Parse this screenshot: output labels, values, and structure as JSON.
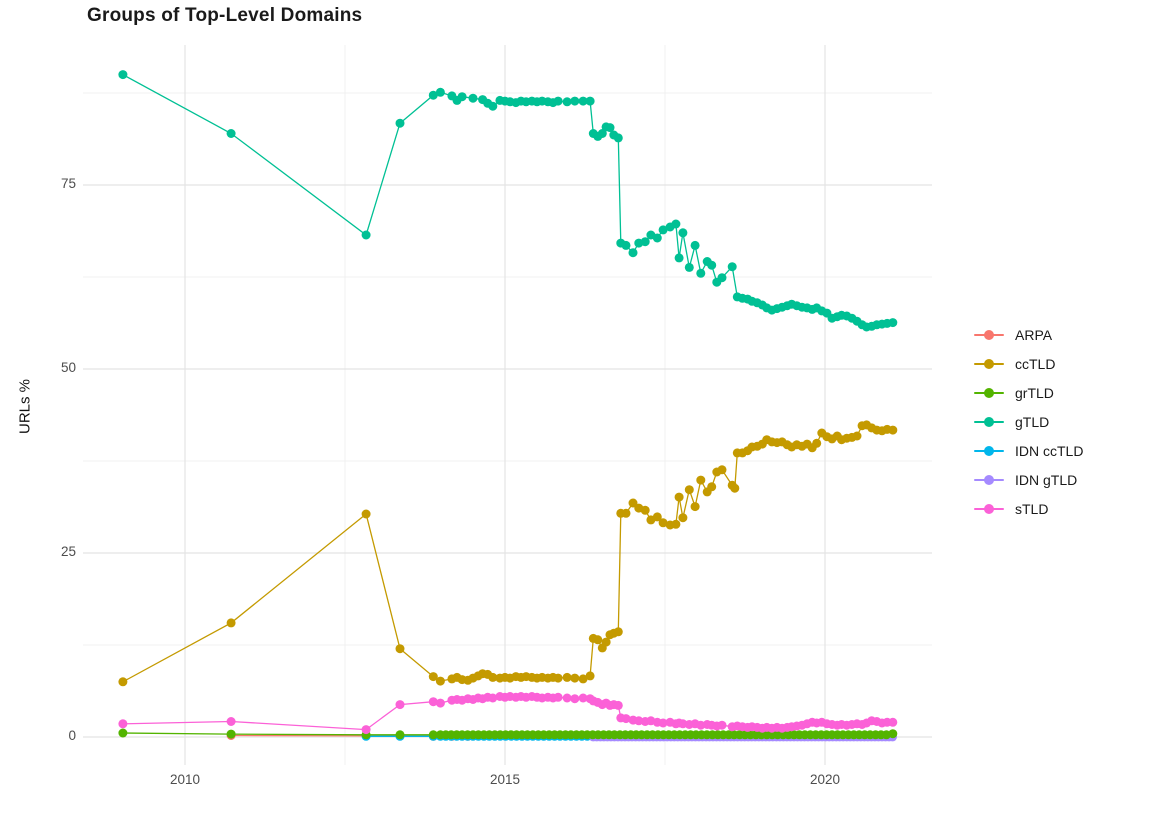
{
  "page": {
    "title": "Groups of Top-Level Domains",
    "y_axis_label": "URLs %"
  },
  "colors": {
    "background": "#FFFFFF",
    "grid_major": "#E4E4E4",
    "grid_minor": "#F1F1F1",
    "tick_label": "#4D4D4D",
    "text": "#1A1A1A"
  },
  "chart_data": {
    "type": "line",
    "title": "Groups of Top-Level Domains",
    "xlabel": "",
    "ylabel": "URLs %",
    "x_ticks": [
      2010,
      2015,
      2020
    ],
    "x_minor_gridlines": [
      2012.5,
      2017.5
    ],
    "y_ticks": [
      0,
      25,
      50,
      75
    ],
    "y_minor_gridlines": [
      12.5,
      37.5,
      62.5,
      87.5
    ],
    "xlim": [
      2008.45,
      2021.65
    ],
    "ylim": [
      -3.8,
      94
    ],
    "grid": true,
    "legend_position": "right",
    "marker_radius": 4.5,
    "line_width": 1.3,
    "draw_order": [
      "ARPA",
      "IDN ccTLD",
      "IDN gTLD",
      "grTLD",
      "sTLD",
      "ccTLD",
      "gTLD"
    ],
    "series": [
      {
        "name": "ARPA",
        "color": "#F8766D",
        "points": [
          [
            2010.72,
            0.2
          ],
          [
            2012.83,
            0.15
          ],
          [
            2013.36,
            0.12
          ],
          [
            2013.88,
            0.1
          ],
          [
            2014.17,
            0.1
          ],
          [
            2014.42,
            0.1
          ]
        ]
      },
      {
        "name": "ccTLD",
        "color": "#C49A00",
        "points": [
          [
            2009.03,
            7.5
          ],
          [
            2010.72,
            15.5
          ],
          [
            2012.83,
            30.3
          ],
          [
            2013.36,
            12
          ],
          [
            2013.88,
            8.2
          ],
          [
            2013.99,
            7.6
          ],
          [
            2014.17,
            7.9
          ],
          [
            2014.25,
            8.1
          ],
          [
            2014.33,
            7.8
          ],
          [
            2014.42,
            7.7
          ],
          [
            2014.5,
            8
          ],
          [
            2014.58,
            8.3
          ],
          [
            2014.65,
            8.6
          ],
          [
            2014.73,
            8.5
          ],
          [
            2014.81,
            8.1
          ],
          [
            2014.92,
            8
          ],
          [
            2015,
            8.1
          ],
          [
            2015.08,
            8
          ],
          [
            2015.17,
            8.2
          ],
          [
            2015.25,
            8.1
          ],
          [
            2015.33,
            8.2
          ],
          [
            2015.42,
            8.1
          ],
          [
            2015.5,
            8
          ],
          [
            2015.58,
            8.1
          ],
          [
            2015.67,
            8
          ],
          [
            2015.75,
            8.1
          ],
          [
            2015.83,
            8
          ],
          [
            2015.97,
            8.1
          ],
          [
            2016.09,
            8
          ],
          [
            2016.22,
            7.9
          ],
          [
            2016.33,
            8.3
          ],
          [
            2016.38,
            13.4
          ],
          [
            2016.45,
            13.2
          ],
          [
            2016.52,
            12.1
          ],
          [
            2016.58,
            12.9
          ],
          [
            2016.64,
            13.9
          ],
          [
            2016.7,
            14.1
          ],
          [
            2016.77,
            14.3
          ],
          [
            2016.81,
            30.4
          ],
          [
            2016.89,
            30.4
          ],
          [
            2017,
            31.8
          ],
          [
            2017.09,
            31.1
          ],
          [
            2017.19,
            30.8
          ],
          [
            2017.28,
            29.5
          ],
          [
            2017.38,
            29.9
          ],
          [
            2017.47,
            29.1
          ],
          [
            2017.58,
            28.8
          ],
          [
            2017.67,
            28.9
          ],
          [
            2017.72,
            32.6
          ],
          [
            2017.78,
            29.8
          ],
          [
            2017.88,
            33.6
          ],
          [
            2017.97,
            31.3
          ],
          [
            2018.06,
            34.9
          ],
          [
            2018.16,
            33.3
          ],
          [
            2018.23,
            34
          ],
          [
            2018.31,
            36
          ],
          [
            2018.39,
            36.3
          ],
          [
            2018.55,
            34.2
          ],
          [
            2018.59,
            33.8
          ],
          [
            2018.63,
            38.6
          ],
          [
            2018.71,
            38.6
          ],
          [
            2018.79,
            38.9
          ],
          [
            2018.86,
            39.4
          ],
          [
            2018.94,
            39.5
          ],
          [
            2019.02,
            39.8
          ],
          [
            2019.09,
            40.4
          ],
          [
            2019.17,
            40.1
          ],
          [
            2019.25,
            40
          ],
          [
            2019.33,
            40.1
          ],
          [
            2019.41,
            39.7
          ],
          [
            2019.48,
            39.4
          ],
          [
            2019.56,
            39.7
          ],
          [
            2019.64,
            39.5
          ],
          [
            2019.72,
            39.8
          ],
          [
            2019.8,
            39.3
          ],
          [
            2019.87,
            39.9
          ],
          [
            2019.95,
            41.3
          ],
          [
            2020.03,
            40.8
          ],
          [
            2020.11,
            40.5
          ],
          [
            2020.19,
            40.9
          ],
          [
            2020.26,
            40.4
          ],
          [
            2020.34,
            40.6
          ],
          [
            2020.42,
            40.7
          ],
          [
            2020.5,
            40.9
          ],
          [
            2020.58,
            42.3
          ],
          [
            2020.65,
            42.4
          ],
          [
            2020.73,
            42
          ],
          [
            2020.81,
            41.7
          ],
          [
            2020.89,
            41.6
          ],
          [
            2020.97,
            41.8
          ],
          [
            2021.06,
            41.7
          ]
        ]
      },
      {
        "name": "grTLD",
        "color": "#53B400",
        "points": [
          [
            2009.03,
            0.55
          ],
          [
            2010.72,
            0.4
          ],
          [
            2012.83,
            0.3
          ],
          [
            2013.36,
            0.3
          ],
          [
            2013.88,
            0.3
          ],
          [
            2021.06,
            0.45
          ]
        ],
        "flat": {
          "from": 2013.99,
          "to": 2021.0,
          "step": 0.085,
          "value": 0.3
        }
      },
      {
        "name": "gTLD",
        "color": "#00C094",
        "points": [
          [
            2009.03,
            90
          ],
          [
            2010.72,
            82
          ],
          [
            2012.83,
            68.2
          ],
          [
            2013.36,
            83.4
          ],
          [
            2013.88,
            87.2
          ],
          [
            2013.99,
            87.6
          ],
          [
            2014.17,
            87.1
          ],
          [
            2014.25,
            86.5
          ],
          [
            2014.33,
            87
          ],
          [
            2014.5,
            86.8
          ],
          [
            2014.65,
            86.6
          ],
          [
            2014.73,
            86.1
          ],
          [
            2014.81,
            85.7
          ],
          [
            2014.92,
            86.5
          ],
          [
            2015,
            86.4
          ],
          [
            2015.08,
            86.3
          ],
          [
            2015.17,
            86.2
          ],
          [
            2015.25,
            86.4
          ],
          [
            2015.33,
            86.3
          ],
          [
            2015.42,
            86.4
          ],
          [
            2015.5,
            86.3
          ],
          [
            2015.58,
            86.4
          ],
          [
            2015.67,
            86.3
          ],
          [
            2015.75,
            86.2
          ],
          [
            2015.83,
            86.4
          ],
          [
            2015.97,
            86.3
          ],
          [
            2016.09,
            86.4
          ],
          [
            2016.22,
            86.4
          ],
          [
            2016.33,
            86.4
          ],
          [
            2016.38,
            82
          ],
          [
            2016.45,
            81.6
          ],
          [
            2016.52,
            82
          ],
          [
            2016.58,
            82.9
          ],
          [
            2016.64,
            82.8
          ],
          [
            2016.7,
            81.8
          ],
          [
            2016.77,
            81.4
          ],
          [
            2016.81,
            67.1
          ],
          [
            2016.89,
            66.8
          ],
          [
            2017,
            65.8
          ],
          [
            2017.09,
            67.1
          ],
          [
            2017.19,
            67.3
          ],
          [
            2017.28,
            68.2
          ],
          [
            2017.38,
            67.8
          ],
          [
            2017.47,
            68.9
          ],
          [
            2017.58,
            69.3
          ],
          [
            2017.67,
            69.7
          ],
          [
            2017.72,
            65.1
          ],
          [
            2017.78,
            68.5
          ],
          [
            2017.88,
            63.8
          ],
          [
            2017.97,
            66.8
          ],
          [
            2018.06,
            63
          ],
          [
            2018.16,
            64.6
          ],
          [
            2018.23,
            64.1
          ],
          [
            2018.31,
            61.8
          ],
          [
            2018.39,
            62.4
          ],
          [
            2018.55,
            63.9
          ],
          [
            2018.63,
            59.8
          ],
          [
            2018.71,
            59.6
          ],
          [
            2018.79,
            59.5
          ],
          [
            2018.86,
            59.2
          ],
          [
            2018.94,
            59
          ],
          [
            2019.02,
            58.7
          ],
          [
            2019.09,
            58.3
          ],
          [
            2019.17,
            58
          ],
          [
            2019.25,
            58.2
          ],
          [
            2019.33,
            58.4
          ],
          [
            2019.41,
            58.6
          ],
          [
            2019.48,
            58.8
          ],
          [
            2019.56,
            58.6
          ],
          [
            2019.64,
            58.4
          ],
          [
            2019.72,
            58.3
          ],
          [
            2019.8,
            58.1
          ],
          [
            2019.87,
            58.3
          ],
          [
            2019.95,
            57.9
          ],
          [
            2020.03,
            57.6
          ],
          [
            2020.11,
            56.9
          ],
          [
            2020.19,
            57.1
          ],
          [
            2020.26,
            57.3
          ],
          [
            2020.34,
            57.2
          ],
          [
            2020.42,
            56.9
          ],
          [
            2020.5,
            56.5
          ],
          [
            2020.58,
            56
          ],
          [
            2020.65,
            55.7
          ],
          [
            2020.73,
            55.8
          ],
          [
            2020.81,
            56
          ],
          [
            2020.89,
            56.1
          ],
          [
            2020.97,
            56.2
          ],
          [
            2021.06,
            56.3
          ]
        ]
      },
      {
        "name": "IDN ccTLD",
        "color": "#00B6EB",
        "points": [
          [
            2012.83,
            0.1
          ],
          [
            2013.36,
            0.1
          ],
          [
            2013.88,
            0.1
          ]
        ],
        "flat": {
          "from": 2013.99,
          "to": 2021.06,
          "step": 0.085,
          "value": 0.1
        }
      },
      {
        "name": "IDN gTLD",
        "color": "#A58AFF",
        "points": [],
        "flat": {
          "from": 2016.38,
          "to": 2021.06,
          "step": 0.055,
          "value": 0.02
        }
      },
      {
        "name": "sTLD",
        "color": "#FB61D7",
        "points": [
          [
            2009.03,
            1.8
          ],
          [
            2010.72,
            2.1
          ],
          [
            2012.83,
            1
          ],
          [
            2013.36,
            4.4
          ],
          [
            2013.88,
            4.8
          ],
          [
            2013.99,
            4.6
          ],
          [
            2014.17,
            5
          ],
          [
            2014.25,
            5.1
          ],
          [
            2014.33,
            5
          ],
          [
            2014.42,
            5.2
          ],
          [
            2014.5,
            5.1
          ],
          [
            2014.58,
            5.3
          ],
          [
            2014.65,
            5.2
          ],
          [
            2014.73,
            5.4
          ],
          [
            2014.81,
            5.3
          ],
          [
            2014.92,
            5.5
          ],
          [
            2015,
            5.4
          ],
          [
            2015.08,
            5.5
          ],
          [
            2015.17,
            5.4
          ],
          [
            2015.25,
            5.5
          ],
          [
            2015.33,
            5.4
          ],
          [
            2015.42,
            5.5
          ],
          [
            2015.5,
            5.4
          ],
          [
            2015.58,
            5.3
          ],
          [
            2015.67,
            5.4
          ],
          [
            2015.75,
            5.3
          ],
          [
            2015.83,
            5.4
          ],
          [
            2015.97,
            5.3
          ],
          [
            2016.09,
            5.2
          ],
          [
            2016.22,
            5.3
          ],
          [
            2016.33,
            5.2
          ],
          [
            2016.38,
            4.9
          ],
          [
            2016.45,
            4.7
          ],
          [
            2016.52,
            4.4
          ],
          [
            2016.58,
            4.6
          ],
          [
            2016.64,
            4.3
          ],
          [
            2016.7,
            4.4
          ],
          [
            2016.77,
            4.3
          ],
          [
            2016.81,
            2.6
          ],
          [
            2016.89,
            2.5
          ],
          [
            2017,
            2.3
          ],
          [
            2017.09,
            2.2
          ],
          [
            2017.19,
            2.1
          ],
          [
            2017.28,
            2.2
          ],
          [
            2017.38,
            2
          ],
          [
            2017.47,
            1.9
          ],
          [
            2017.58,
            2
          ],
          [
            2017.67,
            1.8
          ],
          [
            2017.72,
            1.9
          ],
          [
            2017.78,
            1.8
          ],
          [
            2017.88,
            1.7
          ],
          [
            2017.97,
            1.8
          ],
          [
            2018.06,
            1.6
          ],
          [
            2018.16,
            1.7
          ],
          [
            2018.23,
            1.6
          ],
          [
            2018.31,
            1.5
          ],
          [
            2018.39,
            1.6
          ],
          [
            2018.55,
            1.4
          ],
          [
            2018.63,
            1.5
          ],
          [
            2018.71,
            1.4
          ],
          [
            2018.79,
            1.3
          ],
          [
            2018.86,
            1.4
          ],
          [
            2018.94,
            1.3
          ],
          [
            2019.02,
            1.2
          ],
          [
            2019.09,
            1.3
          ],
          [
            2019.17,
            1.2
          ],
          [
            2019.25,
            1.3
          ],
          [
            2019.33,
            1.2
          ],
          [
            2019.41,
            1.3
          ],
          [
            2019.48,
            1.4
          ],
          [
            2019.56,
            1.5
          ],
          [
            2019.64,
            1.6
          ],
          [
            2019.72,
            1.8
          ],
          [
            2019.8,
            2
          ],
          [
            2019.87,
            1.9
          ],
          [
            2019.95,
            2
          ],
          [
            2020.03,
            1.8
          ],
          [
            2020.11,
            1.7
          ],
          [
            2020.19,
            1.6
          ],
          [
            2020.26,
            1.7
          ],
          [
            2020.34,
            1.6
          ],
          [
            2020.42,
            1.7
          ],
          [
            2020.5,
            1.8
          ],
          [
            2020.58,
            1.7
          ],
          [
            2020.65,
            1.9
          ],
          [
            2020.73,
            2.2
          ],
          [
            2020.81,
            2.1
          ],
          [
            2020.89,
            1.9
          ],
          [
            2020.97,
            2
          ],
          [
            2021.06,
            2
          ]
        ]
      }
    ]
  }
}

------------

### GOAL
Copy out every line where the word "ccTLD" occurs.

### RESPONSE TO THIS TASK
      "IDN ccTLD",
      "ccTLD",
        "name": "ccTLD",
        "name": "IDN ccTLD",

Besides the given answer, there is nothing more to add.